◆ REQUIREMENT ◆
Rewrite the entries below as a numbered list, leaving out any blank lines.

***** MATERIAL SHOWN

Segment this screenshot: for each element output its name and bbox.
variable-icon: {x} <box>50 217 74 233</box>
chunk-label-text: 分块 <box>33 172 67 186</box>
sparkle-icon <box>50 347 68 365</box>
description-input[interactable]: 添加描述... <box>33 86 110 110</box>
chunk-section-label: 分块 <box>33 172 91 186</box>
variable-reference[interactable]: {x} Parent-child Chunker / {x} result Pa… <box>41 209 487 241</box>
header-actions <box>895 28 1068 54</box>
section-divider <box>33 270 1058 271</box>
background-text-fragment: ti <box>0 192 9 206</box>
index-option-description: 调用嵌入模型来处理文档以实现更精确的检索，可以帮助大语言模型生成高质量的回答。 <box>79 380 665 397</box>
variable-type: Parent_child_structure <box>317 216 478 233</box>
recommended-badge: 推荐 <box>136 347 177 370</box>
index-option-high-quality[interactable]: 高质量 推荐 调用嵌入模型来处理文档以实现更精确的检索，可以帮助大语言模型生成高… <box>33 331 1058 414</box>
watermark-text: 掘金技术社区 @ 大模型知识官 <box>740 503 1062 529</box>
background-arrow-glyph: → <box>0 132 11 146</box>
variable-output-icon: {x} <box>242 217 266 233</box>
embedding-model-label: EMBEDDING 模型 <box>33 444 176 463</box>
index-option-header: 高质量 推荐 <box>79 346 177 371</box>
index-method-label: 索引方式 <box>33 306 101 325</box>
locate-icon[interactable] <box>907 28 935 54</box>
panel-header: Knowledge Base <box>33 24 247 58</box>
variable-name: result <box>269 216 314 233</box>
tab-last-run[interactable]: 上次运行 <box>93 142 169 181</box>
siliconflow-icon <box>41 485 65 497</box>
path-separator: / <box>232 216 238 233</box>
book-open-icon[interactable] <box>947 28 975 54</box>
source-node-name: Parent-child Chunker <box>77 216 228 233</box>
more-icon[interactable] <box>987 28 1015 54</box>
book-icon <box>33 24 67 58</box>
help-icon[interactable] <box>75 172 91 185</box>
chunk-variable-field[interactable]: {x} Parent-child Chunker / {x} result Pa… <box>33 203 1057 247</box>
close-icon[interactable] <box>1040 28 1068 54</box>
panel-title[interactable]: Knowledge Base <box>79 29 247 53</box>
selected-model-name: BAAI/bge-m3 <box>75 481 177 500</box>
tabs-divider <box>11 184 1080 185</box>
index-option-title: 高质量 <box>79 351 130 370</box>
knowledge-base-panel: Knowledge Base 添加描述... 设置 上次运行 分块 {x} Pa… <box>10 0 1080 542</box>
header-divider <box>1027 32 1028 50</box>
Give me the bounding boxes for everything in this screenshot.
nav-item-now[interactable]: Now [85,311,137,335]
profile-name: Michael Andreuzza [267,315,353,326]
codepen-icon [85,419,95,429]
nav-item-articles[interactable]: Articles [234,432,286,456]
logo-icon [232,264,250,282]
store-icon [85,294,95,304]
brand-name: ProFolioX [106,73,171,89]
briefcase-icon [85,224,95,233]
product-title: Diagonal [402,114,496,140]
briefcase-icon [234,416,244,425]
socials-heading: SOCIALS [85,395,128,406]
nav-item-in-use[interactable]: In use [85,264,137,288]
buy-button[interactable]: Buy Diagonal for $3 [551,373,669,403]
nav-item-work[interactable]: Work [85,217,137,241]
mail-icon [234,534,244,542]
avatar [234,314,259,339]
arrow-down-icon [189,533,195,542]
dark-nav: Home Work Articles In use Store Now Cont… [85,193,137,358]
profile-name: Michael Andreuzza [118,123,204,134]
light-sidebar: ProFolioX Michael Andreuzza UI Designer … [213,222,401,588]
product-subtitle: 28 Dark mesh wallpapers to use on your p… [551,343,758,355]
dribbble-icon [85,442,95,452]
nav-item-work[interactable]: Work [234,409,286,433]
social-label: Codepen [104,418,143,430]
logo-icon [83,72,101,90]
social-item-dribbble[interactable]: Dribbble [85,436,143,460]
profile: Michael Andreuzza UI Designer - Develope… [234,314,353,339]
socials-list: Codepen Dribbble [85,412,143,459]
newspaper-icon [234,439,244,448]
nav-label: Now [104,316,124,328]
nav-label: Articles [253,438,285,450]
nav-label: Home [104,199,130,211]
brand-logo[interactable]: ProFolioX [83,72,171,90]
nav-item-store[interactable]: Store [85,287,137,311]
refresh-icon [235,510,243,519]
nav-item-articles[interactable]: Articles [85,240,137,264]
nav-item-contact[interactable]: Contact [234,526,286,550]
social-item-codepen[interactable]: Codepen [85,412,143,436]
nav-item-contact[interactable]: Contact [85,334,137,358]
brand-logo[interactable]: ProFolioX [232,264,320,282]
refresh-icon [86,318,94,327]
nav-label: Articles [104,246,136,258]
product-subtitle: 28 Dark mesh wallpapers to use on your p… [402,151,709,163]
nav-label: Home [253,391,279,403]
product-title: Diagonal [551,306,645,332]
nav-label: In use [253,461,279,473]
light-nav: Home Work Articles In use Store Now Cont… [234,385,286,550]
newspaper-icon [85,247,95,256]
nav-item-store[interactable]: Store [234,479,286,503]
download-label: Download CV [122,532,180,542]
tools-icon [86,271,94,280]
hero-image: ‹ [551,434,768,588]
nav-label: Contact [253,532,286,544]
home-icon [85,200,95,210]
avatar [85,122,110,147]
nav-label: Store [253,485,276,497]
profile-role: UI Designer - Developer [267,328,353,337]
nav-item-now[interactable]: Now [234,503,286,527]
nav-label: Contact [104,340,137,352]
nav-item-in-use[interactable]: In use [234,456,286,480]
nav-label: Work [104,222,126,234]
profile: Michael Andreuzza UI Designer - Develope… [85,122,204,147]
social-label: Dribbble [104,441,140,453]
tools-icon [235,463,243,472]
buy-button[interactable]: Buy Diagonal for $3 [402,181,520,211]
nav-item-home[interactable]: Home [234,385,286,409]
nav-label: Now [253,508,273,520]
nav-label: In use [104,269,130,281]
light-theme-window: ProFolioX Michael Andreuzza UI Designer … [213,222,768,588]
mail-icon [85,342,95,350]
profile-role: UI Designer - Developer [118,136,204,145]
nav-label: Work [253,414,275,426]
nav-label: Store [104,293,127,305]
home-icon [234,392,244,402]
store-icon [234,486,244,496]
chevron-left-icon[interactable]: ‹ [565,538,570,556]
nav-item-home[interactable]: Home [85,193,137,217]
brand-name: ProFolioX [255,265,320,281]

**********

◆ OUTPUT FOR THIS TASK ◆
1. Segment this screenshot: for each element output its name and bbox.
2. variable-icon: {x} <box>50 217 74 233</box>
3. chunk-label-text: 分块 <box>33 172 67 186</box>
4. sparkle-icon <box>50 347 68 365</box>
5. description-input[interactable]: 添加描述... <box>33 86 110 110</box>
6. chunk-section-label: 分块 <box>33 172 91 186</box>
7. variable-reference[interactable]: {x} Parent-child Chunker / {x} result Pa… <box>41 209 487 241</box>
8. header-actions <box>895 28 1068 54</box>
9. section-divider <box>33 270 1058 271</box>
10. background-text-fragment: ti <box>0 192 9 206</box>
11. index-option-description: 调用嵌入模型来处理文档以实现更精确的检索，可以帮助大语言模型生成高质量的回答。 <box>79 380 665 397</box>
12. variable-type: Parent_child_structure <box>317 216 478 233</box>
13. recommended-badge: 推荐 <box>136 347 177 370</box>
14. index-option-high-quality[interactable]: 高质量 推荐 调用嵌入模型来处理文档以实现更精确的检索，可以帮助大语言模型生成高… <box>33 331 1058 414</box>
15. watermark-text: 掘金技术社区 @ 大模型知识官 <box>740 503 1062 529</box>
16. background-arrow-glyph: → <box>0 132 11 146</box>
17. variable-output-icon: {x} <box>242 217 266 233</box>
18. embedding-model-label: EMBEDDING 模型 <box>33 444 176 463</box>
19. index-option-header: 高质量 推荐 <box>79 346 177 371</box>
20. index-method-label: 索引方式 <box>33 306 101 325</box>
21. locate-icon[interactable] <box>907 28 935 54</box>
22. panel-header: Knowledge Base <box>33 24 247 58</box>
23. variable-name: result <box>269 216 314 233</box>
24. tab-last-run[interactable]: 上次运行 <box>93 142 169 181</box>
25. siliconflow-icon <box>41 485 65 497</box>
26. path-separator: / <box>232 216 238 233</box>
27. book-open-icon[interactable] <box>947 28 975 54</box>
28. source-node-name: Parent-child Chunker <box>77 216 228 233</box>
29. more-icon[interactable] <box>987 28 1015 54</box>
30. book-icon <box>33 24 67 58</box>
31. help-icon[interactable] <box>75 172 91 185</box>
32. chunk-variable-field[interactable]: {x} Parent-child Chunker / {x} result Pa… <box>33 203 1057 247</box>
33. close-icon[interactable] <box>1040 28 1068 54</box>
34. panel-title[interactable]: Knowledge Base <box>79 29 247 53</box>
35. selected-model-name: BAAI/bge-m3 <box>75 481 177 500</box>
36. tabs-divider <box>11 184 1080 185</box>
37. index-option-title: 高质量 <box>79 351 130 370</box>
38. knowledge-base-panel: Knowledge Base 添加描述... 设置 上次运行 分块 {x} Pa… <box>10 0 1080 542</box>
39. header-divider <box>1027 32 1028 50</box>
40. Give me the bounding boxes for everything in this screenshot.
41. nav-item-now[interactable]: Now [85,311,137,335]
42. profile-name: Michael Andreuzza [267,315,353,326]
43. codepen-icon [85,419,95,429]
44. nav-item-articles[interactable]: Articles [234,432,286,456]
45. logo-icon [232,264,250,282]
46. store-icon [85,294,95,304]
47. brand-name: ProFolioX [106,73,171,89]
48. briefcase-icon [85,224,95,233]
49. product-title: Diagonal [402,114,496,140]
50. briefcase-icon [234,416,244,425]
51. socials-heading: SOCIALS [85,395,128,406]
52. nav-item-in-use[interactable]: In use [85,264,137,288]
53. buy-button[interactable]: Buy Diagonal for $3 [551,373,669,403]
54. nav-item-work[interactable]: Work [85,217,137,241]
55. mail-icon [234,534,244,542]
56. avatar [234,314,259,339]
57. arrow-down-icon [189,533,195,542]
58. dark-nav: Home Work Articles In use Store Now Cont… [85,193,137,358]
59. profile-name: Michael Andreuzza [118,123,204,134]
60. light-sidebar: ProFolioX Michael Andreuzza UI Designer … [213,222,401,588]
61. product-subtitle: 28 Dark mesh wallpapers to use on your p… [551,343,758,355]
62. dribbble-icon [85,442,95,452]
63. nav-item-work[interactable]: Work [234,409,286,433]
64. social-label: Codepen [104,418,143,430]
65. logo-icon [83,72,101,90]
66. social-item-dribbble[interactable]: Dribbble [85,436,143,460]
67. profile: Michael Andreuzza UI Designer - Develope… [234,314,353,339]
68. socials-list: Codepen Dribbble [85,412,143,459]
69. newspaper-icon [234,439,244,448]
70. nav-label: Now [104,316,124,328]
71. nav-label: Articles [253,438,285,450]
72. nav-label: Home [104,199,130,211]
73. brand-logo[interactable]: ProFolioX [83,72,171,90]
74. nav-item-store[interactable]: Store [85,287,137,311]
75. refresh-icon [235,510,243,519]
76. nav-item-articles[interactable]: Articles [85,240,137,264]
77. nav-item-contact[interactable]: Contact [234,526,286,550]
78. social-item-codepen[interactable]: Codepen [85,412,143,436]
79. nav-item-contact[interactable]: Contact [85,334,137,358]
80. brand-logo[interactable]: ProFolioX [232,264,320,282]
81. refresh-icon [86,318,94,327]
82. nav-label: Articles [104,246,136,258]
83. product-subtitle: 28 Dark mesh wallpapers to use on your p… [402,151,709,163]
84. nav-label: Home [253,391,279,403]
85. product-title: Diagonal [551,306,645,332]
86. nav-label: In use [253,461,279,473]
87. light-nav: Home Work Articles In use Store Now Cont… [234,385,286,550]
88. newspaper-icon [85,247,95,256]
89. nav-item-store[interactable]: Store [234,479,286,503]
90. download-label: Download CV [122,532,180,542]
91. tools-icon [86,271,94,280]
92. hero-image: ‹ [551,434,768,588]
93. nav-label: Contact [253,532,286,544]
94. home-icon [85,200,95,210]
95. avatar [85,122,110,147]
96. nav-label: Store [253,485,276,497]
97. profile-role: UI Designer - Developer [267,328,353,337]
98. nav-item-now[interactable]: Now [234,503,286,527]
99. nav-label: Contact [104,340,137,352]
100. nav-item-in-use[interactable]: In use [234,456,286,480]
101. nav-label: Work [104,222,126,234]
102. profile: Michael Andreuzza UI Designer - Develope… [85,122,204,147]
103. social-label: Dribbble [104,441,140,453]
104. tools-icon [235,463,243,472]
105. buy-button[interactable]: Buy Diagonal for $3 [402,181,520,211]
106. nav-item-home[interactable]: Home [234,385,286,409]
107. nav-label: Now [253,508,273,520]
108. nav-label: In use [104,269,130,281]
109. light-theme-window: ProFolioX Michael Andreuzza UI Designer … [213,222,768,588]
110. mail-icon [85,342,95,350]
111. profile-role: UI Designer - Developer [118,136,204,145]
112. nav-label: Work [253,414,275,426]
113. nav-label: Store [104,293,127,305]
114. home-icon [234,392,244,402]
115. store-icon [234,486,244,496]
116. chevron-left-icon[interactable]: ‹ [565,538,570,556]
117. nav-item-home[interactable]: Home [85,193,137,217]
118. brand-name: ProFolioX [255,265,320,281]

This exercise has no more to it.